> What is asked
Arrange every line of the data below as a numbered list, omitting any blank lines.

Spatial annotation records:
====================
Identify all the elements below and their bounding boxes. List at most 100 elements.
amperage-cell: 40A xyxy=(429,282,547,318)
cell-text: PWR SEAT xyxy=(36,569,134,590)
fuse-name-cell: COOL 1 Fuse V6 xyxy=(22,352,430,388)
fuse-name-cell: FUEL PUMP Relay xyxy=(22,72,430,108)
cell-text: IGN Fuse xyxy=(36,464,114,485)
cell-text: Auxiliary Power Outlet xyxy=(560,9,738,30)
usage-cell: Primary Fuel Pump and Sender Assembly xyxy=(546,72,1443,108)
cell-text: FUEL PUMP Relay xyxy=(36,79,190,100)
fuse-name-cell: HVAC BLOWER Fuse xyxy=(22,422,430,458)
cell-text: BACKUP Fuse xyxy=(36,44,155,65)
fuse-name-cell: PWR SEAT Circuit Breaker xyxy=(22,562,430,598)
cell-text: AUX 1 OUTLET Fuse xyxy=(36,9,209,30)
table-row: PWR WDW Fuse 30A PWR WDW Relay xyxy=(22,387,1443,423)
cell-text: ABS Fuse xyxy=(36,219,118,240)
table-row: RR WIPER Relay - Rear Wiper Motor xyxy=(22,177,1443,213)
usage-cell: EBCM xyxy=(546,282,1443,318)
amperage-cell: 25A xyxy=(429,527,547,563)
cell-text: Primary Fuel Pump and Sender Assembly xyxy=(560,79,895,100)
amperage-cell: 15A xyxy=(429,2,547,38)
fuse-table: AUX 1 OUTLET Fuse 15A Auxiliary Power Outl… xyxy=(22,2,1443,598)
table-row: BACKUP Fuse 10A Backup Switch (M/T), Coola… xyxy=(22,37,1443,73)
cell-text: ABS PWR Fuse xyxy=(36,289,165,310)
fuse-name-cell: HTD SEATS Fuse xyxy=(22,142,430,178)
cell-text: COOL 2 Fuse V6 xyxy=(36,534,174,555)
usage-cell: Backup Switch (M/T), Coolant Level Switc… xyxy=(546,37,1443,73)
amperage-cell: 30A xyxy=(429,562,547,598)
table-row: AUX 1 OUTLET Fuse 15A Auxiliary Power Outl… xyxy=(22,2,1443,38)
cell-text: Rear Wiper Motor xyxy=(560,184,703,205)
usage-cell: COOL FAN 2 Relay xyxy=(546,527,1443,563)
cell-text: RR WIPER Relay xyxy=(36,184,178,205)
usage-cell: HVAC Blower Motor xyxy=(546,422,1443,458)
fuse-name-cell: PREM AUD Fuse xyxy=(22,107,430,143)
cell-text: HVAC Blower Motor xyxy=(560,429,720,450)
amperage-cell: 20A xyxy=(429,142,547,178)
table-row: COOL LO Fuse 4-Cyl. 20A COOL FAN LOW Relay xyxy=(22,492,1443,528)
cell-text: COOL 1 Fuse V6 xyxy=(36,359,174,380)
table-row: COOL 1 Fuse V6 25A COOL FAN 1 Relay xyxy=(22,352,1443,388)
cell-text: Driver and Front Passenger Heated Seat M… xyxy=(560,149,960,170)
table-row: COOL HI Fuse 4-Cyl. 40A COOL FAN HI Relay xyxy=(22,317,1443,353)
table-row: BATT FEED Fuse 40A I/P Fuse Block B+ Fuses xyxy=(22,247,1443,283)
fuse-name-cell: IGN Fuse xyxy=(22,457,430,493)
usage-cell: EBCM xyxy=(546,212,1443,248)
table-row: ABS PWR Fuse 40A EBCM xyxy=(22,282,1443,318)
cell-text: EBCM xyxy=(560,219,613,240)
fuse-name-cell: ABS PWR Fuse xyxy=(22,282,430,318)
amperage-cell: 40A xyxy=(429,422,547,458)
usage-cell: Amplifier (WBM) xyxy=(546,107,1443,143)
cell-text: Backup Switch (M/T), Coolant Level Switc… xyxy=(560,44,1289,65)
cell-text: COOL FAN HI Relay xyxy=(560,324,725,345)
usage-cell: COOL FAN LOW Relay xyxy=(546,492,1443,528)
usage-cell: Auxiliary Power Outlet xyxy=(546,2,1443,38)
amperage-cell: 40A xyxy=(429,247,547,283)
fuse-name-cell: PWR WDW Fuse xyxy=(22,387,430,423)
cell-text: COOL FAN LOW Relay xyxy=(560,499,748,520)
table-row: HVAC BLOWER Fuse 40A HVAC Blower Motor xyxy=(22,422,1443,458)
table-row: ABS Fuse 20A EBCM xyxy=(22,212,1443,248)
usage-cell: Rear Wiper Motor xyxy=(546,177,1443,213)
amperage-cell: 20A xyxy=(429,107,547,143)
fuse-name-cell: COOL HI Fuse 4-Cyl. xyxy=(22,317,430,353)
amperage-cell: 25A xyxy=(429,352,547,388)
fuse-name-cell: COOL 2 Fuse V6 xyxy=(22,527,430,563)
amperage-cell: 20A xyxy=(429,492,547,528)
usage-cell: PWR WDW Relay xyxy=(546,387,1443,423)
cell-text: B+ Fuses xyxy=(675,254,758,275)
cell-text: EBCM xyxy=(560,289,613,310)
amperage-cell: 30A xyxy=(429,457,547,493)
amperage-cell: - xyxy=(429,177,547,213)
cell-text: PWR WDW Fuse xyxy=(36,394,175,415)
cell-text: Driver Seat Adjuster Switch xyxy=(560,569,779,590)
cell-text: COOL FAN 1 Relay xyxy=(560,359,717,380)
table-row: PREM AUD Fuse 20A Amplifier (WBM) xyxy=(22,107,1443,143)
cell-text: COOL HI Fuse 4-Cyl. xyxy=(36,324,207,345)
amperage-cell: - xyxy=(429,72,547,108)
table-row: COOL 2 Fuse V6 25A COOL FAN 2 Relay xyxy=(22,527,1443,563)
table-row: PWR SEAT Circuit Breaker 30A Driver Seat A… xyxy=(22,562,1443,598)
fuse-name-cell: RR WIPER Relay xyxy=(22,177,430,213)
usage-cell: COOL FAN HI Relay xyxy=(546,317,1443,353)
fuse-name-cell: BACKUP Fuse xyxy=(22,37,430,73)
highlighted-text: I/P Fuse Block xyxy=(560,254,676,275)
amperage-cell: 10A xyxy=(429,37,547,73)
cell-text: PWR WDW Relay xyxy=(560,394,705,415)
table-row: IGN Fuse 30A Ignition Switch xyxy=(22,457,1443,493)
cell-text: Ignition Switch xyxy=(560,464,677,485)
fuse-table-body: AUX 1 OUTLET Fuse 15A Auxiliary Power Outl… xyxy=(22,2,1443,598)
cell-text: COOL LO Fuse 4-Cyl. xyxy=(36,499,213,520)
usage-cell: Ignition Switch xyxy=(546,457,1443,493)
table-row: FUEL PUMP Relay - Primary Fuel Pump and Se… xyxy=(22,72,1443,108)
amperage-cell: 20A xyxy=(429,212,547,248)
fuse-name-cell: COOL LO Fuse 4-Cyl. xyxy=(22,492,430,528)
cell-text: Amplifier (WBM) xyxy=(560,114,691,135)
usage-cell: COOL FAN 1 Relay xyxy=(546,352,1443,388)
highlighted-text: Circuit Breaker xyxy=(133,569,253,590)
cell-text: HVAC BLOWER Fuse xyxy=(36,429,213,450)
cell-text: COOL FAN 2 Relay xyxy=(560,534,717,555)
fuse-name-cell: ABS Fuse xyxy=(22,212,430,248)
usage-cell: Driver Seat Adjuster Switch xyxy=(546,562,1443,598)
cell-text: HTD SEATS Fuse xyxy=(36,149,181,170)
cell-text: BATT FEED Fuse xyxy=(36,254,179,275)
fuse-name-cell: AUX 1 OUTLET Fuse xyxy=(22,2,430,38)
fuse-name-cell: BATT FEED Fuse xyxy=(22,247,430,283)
====================
> Final result
1. Identify all the elements below and their bounding boxes. List at most 100 elements.
2. amperage-cell: 40A xyxy=(429,282,547,318)
3. cell-text: PWR SEAT xyxy=(36,569,134,590)
4. fuse-name-cell: COOL 1 Fuse V6 xyxy=(22,352,430,388)
5. fuse-name-cell: FUEL PUMP Relay xyxy=(22,72,430,108)
6. cell-text: IGN Fuse xyxy=(36,464,114,485)
7. cell-text: Auxiliary Power Outlet xyxy=(560,9,738,30)
8. usage-cell: Primary Fuel Pump and Sender Assembly xyxy=(546,72,1443,108)
9. cell-text: FUEL PUMP Relay xyxy=(36,79,190,100)
10. fuse-name-cell: HVAC BLOWER Fuse xyxy=(22,422,430,458)
11. cell-text: BACKUP Fuse xyxy=(36,44,155,65)
12. fuse-name-cell: PWR SEAT Circuit Breaker xyxy=(22,562,430,598)
13. cell-text: AUX 1 OUTLET Fuse xyxy=(36,9,209,30)
14. table-row: PWR WDW Fuse 30A PWR WDW Relay xyxy=(22,387,1443,423)
15. cell-text: ABS Fuse xyxy=(36,219,118,240)
16. table-row: RR WIPER Relay - Rear Wiper Motor xyxy=(22,177,1443,213)
17. usage-cell: EBCM xyxy=(546,282,1443,318)
18. amperage-cell: 25A xyxy=(429,527,547,563)
19. cell-text: Primary Fuel Pump and Sender Assembly xyxy=(560,79,895,100)
20. amperage-cell: 15A xyxy=(429,2,547,38)
21. fuse-table: AUX 1 OUTLET Fuse 15A Auxiliary Power Outl… xyxy=(22,2,1443,598)
22. table-row: BACKUP Fuse 10A Backup Switch (M/T), Coola… xyxy=(22,37,1443,73)
23. cell-text: ABS PWR Fuse xyxy=(36,289,165,310)
24. fuse-name-cell: HTD SEATS Fuse xyxy=(22,142,430,178)
25. cell-text: COOL 2 Fuse V6 xyxy=(36,534,174,555)
26. usage-cell: Backup Switch (M/T), Coolant Level Switc… xyxy=(546,37,1443,73)
27. amperage-cell: 30A xyxy=(429,562,547,598)
28. table-row: AUX 1 OUTLET Fuse 15A Auxiliary Power Outl… xyxy=(22,2,1443,38)
29. cell-text: Rear Wiper Motor xyxy=(560,184,703,205)
30. usage-cell: COOL FAN 2 Relay xyxy=(546,527,1443,563)
31. cell-text: RR WIPER Relay xyxy=(36,184,178,205)
32. usage-cell: HVAC Blower Motor xyxy=(546,422,1443,458)
33. fuse-name-cell: PREM AUD Fuse xyxy=(22,107,430,143)
34. cell-text: HVAC Blower Motor xyxy=(560,429,720,450)
35. amperage-cell: 20A xyxy=(429,142,547,178)
36. table-row: COOL LO Fuse 4-Cyl. 20A COOL FAN LOW Relay xyxy=(22,492,1443,528)
37. cell-text: COOL 1 Fuse V6 xyxy=(36,359,174,380)
38. table-row: COOL 1 Fuse V6 25A COOL FAN 1 Relay xyxy=(22,352,1443,388)
39. cell-text: Driver and Front Passenger Heated Seat M… xyxy=(560,149,960,170)
40. table-row: COOL HI Fuse 4-Cyl. 40A COOL FAN HI Relay xyxy=(22,317,1443,353)
41. table-row: BATT FEED Fuse 40A I/P Fuse Block B+ Fuses xyxy=(22,247,1443,283)
42. fuse-name-cell: IGN Fuse xyxy=(22,457,430,493)
43. usage-cell: EBCM xyxy=(546,212,1443,248)
44. table-row: ABS PWR Fuse 40A EBCM xyxy=(22,282,1443,318)
45. cell-text: EBCM xyxy=(560,219,613,240)
46. fuse-name-cell: ABS PWR Fuse xyxy=(22,282,430,318)
47. amperage-cell: 40A xyxy=(429,422,547,458)
48. usage-cell: Amplifier (WBM) xyxy=(546,107,1443,143)
49. cell-text: Backup Switch (M/T), Coolant Level Switc… xyxy=(560,44,1289,65)
50. cell-text: COOL FAN HI Relay xyxy=(560,324,725,345)
51. usage-cell: COOL FAN LOW Relay xyxy=(546,492,1443,528)
52. usage-cell: Auxiliary Power Outlet xyxy=(546,2,1443,38)
53. amperage-cell: 40A xyxy=(429,247,547,283)
54. fuse-name-cell: PWR WDW Fuse xyxy=(22,387,430,423)
55. cell-text: COOL FAN LOW Relay xyxy=(560,499,748,520)
56. table-row: HVAC BLOWER Fuse 40A HVAC Blower Motor xyxy=(22,422,1443,458)
57. table-row: ABS Fuse 20A EBCM xyxy=(22,212,1443,248)
58. usage-cell: Rear Wiper Motor xyxy=(546,177,1443,213)
59. amperage-cell: 20A xyxy=(429,107,547,143)
60. fuse-name-cell: COOL HI Fuse 4-Cyl. xyxy=(22,317,430,353)
61. amperage-cell: 25A xyxy=(429,352,547,388)
62. fuse-name-cell: COOL 2 Fuse V6 xyxy=(22,527,430,563)
63. amperage-cell: 20A xyxy=(429,492,547,528)
64. usage-cell: PWR WDW Relay xyxy=(546,387,1443,423)
65. cell-text: B+ Fuses xyxy=(675,254,758,275)
66. cell-text: EBCM xyxy=(560,289,613,310)
67. amperage-cell: 30A xyxy=(429,457,547,493)
68. amperage-cell: - xyxy=(429,177,547,213)
69. cell-text: PWR WDW Fuse xyxy=(36,394,175,415)
70. cell-text: Driver Seat Adjuster Switch xyxy=(560,569,779,590)
71. cell-text: COOL FAN 1 Relay xyxy=(560,359,717,380)
72. table-row: PREM AUD Fuse 20A Amplifier (WBM) xyxy=(22,107,1443,143)
73. cell-text: COOL HI Fuse 4-Cyl. xyxy=(36,324,207,345)
74. amperage-cell: - xyxy=(429,72,547,108)
75. table-row: COOL 2 Fuse V6 25A COOL FAN 2 Relay xyxy=(22,527,1443,563)
76. table-row: PWR SEAT Circuit Breaker 30A Driver Seat A… xyxy=(22,562,1443,598)
77. fuse-name-cell: RR WIPER Relay xyxy=(22,177,430,213)
78. usage-cell: COOL FAN HI Relay xyxy=(546,317,1443,353)
79. fuse-name-cell: BACKUP Fuse xyxy=(22,37,430,73)
80. highlighted-text: I/P Fuse Block xyxy=(560,254,676,275)
81. amperage-cell: 10A xyxy=(429,37,547,73)
82. cell-text: PWR WDW Relay xyxy=(560,394,705,415)
83. table-row: IGN Fuse 30A Ignition Switch xyxy=(22,457,1443,493)
84. cell-text: Ignition Switch xyxy=(560,464,677,485)
85. fuse-table-body: AUX 1 OUTLET Fuse 15A Auxiliary Power Outl… xyxy=(22,2,1443,598)
86. cell-text: COOL LO Fuse 4-Cyl. xyxy=(36,499,213,520)
87. usage-cell: Ignition Switch xyxy=(546,457,1443,493)
88. table-row: FUEL PUMP Relay - Primary Fuel Pump and Se… xyxy=(22,72,1443,108)
89. amperage-cell: 20A xyxy=(429,212,547,248)
90. fuse-name-cell: COOL LO Fuse 4-Cyl. xyxy=(22,492,430,528)
91. cell-text: Amplifier (WBM) xyxy=(560,114,691,135)
92. usage-cell: COOL FAN 1 Relay xyxy=(546,352,1443,388)
93. highlighted-text: Circuit Breaker xyxy=(133,569,253,590)
94. cell-text: HVAC BLOWER Fuse xyxy=(36,429,213,450)
95. cell-text: COOL FAN 2 Relay xyxy=(560,534,717,555)
96. fuse-name-cell: ABS Fuse xyxy=(22,212,430,248)
97. usage-cell: Driver Seat Adjuster Switch xyxy=(546,562,1443,598)
98. cell-text: HTD SEATS Fuse xyxy=(36,149,181,170)
99. cell-text: BATT FEED Fuse xyxy=(36,254,179,275)
100. fuse-name-cell: AUX 1 OUTLET Fuse xyxy=(22,2,430,38)
101. fuse-name-cell: BATT FEED Fuse xyxy=(22,247,430,283)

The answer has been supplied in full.